-- EXERCISE DETAILS --
Copy out each line exactly; pictures stay out of the copy.

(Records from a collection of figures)

—————

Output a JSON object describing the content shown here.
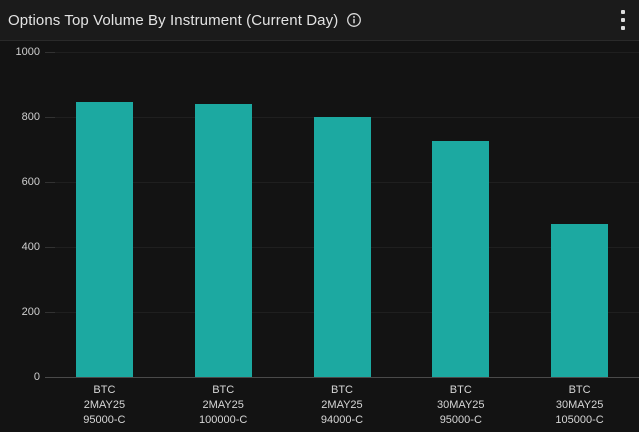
{
  "header": {
    "title": "Options Top Volume By Instrument (Current Day)",
    "info_icon": "info-circle-icon",
    "menu_icon": "kebab-vertical-icon"
  },
  "colors": {
    "background": "#131313",
    "header_background": "#1B1B1B",
    "divider": "#2A2A2A",
    "bar": "#1CA9A1",
    "gridline": "#1F1F1F",
    "axis_baseline": "#4A4A4A",
    "title_text": "#E3E3E3",
    "tick_text": "#CFCFCF"
  },
  "chart_data": {
    "type": "bar",
    "title": "Options Top Volume By Instrument (Current Day)",
    "categories": [
      [
        "BTC",
        "2MAY25",
        "95000-C"
      ],
      [
        "BTC",
        "2MAY25",
        "100000-C"
      ],
      [
        "BTC",
        "2MAY25",
        "94000-C"
      ],
      [
        "BTC",
        "30MAY25",
        "95000-C"
      ],
      [
        "BTC",
        "30MAY25",
        "105000-C"
      ]
    ],
    "values": [
      845,
      841,
      800,
      725,
      470
    ],
    "xlabel": "",
    "ylabel": "",
    "ylim": [
      0,
      1000
    ],
    "yticks": [
      0,
      200,
      400,
      600,
      800,
      1000
    ],
    "grid": "horizontal",
    "legend": "none",
    "bar_color": "#1CA9A1"
  }
}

—————

-- TASK RESPONSE --
Output a JSON object describing the content shown here.
{
  "header": {
    "title": "Options Top Volume By Instrument (Current Day)",
    "info_icon": "info-circle-icon",
    "menu_icon": "kebab-vertical-icon"
  },
  "colors": {
    "background": "#131313",
    "header_background": "#1B1B1B",
    "divider": "#2A2A2A",
    "bar": "#1CA9A1",
    "gridline": "#1F1F1F",
    "axis_baseline": "#4A4A4A",
    "title_text": "#E3E3E3",
    "tick_text": "#CFCFCF"
  },
  "chart_data": {
    "type": "bar",
    "title": "Options Top Volume By Instrument (Current Day)",
    "categories": [
      [
        "BTC",
        "2MAY25",
        "95000-C"
      ],
      [
        "BTC",
        "2MAY25",
        "100000-C"
      ],
      [
        "BTC",
        "2MAY25",
        "94000-C"
      ],
      [
        "BTC",
        "30MAY25",
        "95000-C"
      ],
      [
        "BTC",
        "30MAY25",
        "105000-C"
      ]
    ],
    "values": [
      845,
      841,
      800,
      725,
      470
    ],
    "xlabel": "",
    "ylabel": "",
    "ylim": [
      0,
      1000
    ],
    "yticks": [
      0,
      200,
      400,
      600,
      800,
      1000
    ],
    "grid": "horizontal",
    "legend": "none",
    "bar_color": "#1CA9A1"
  }
}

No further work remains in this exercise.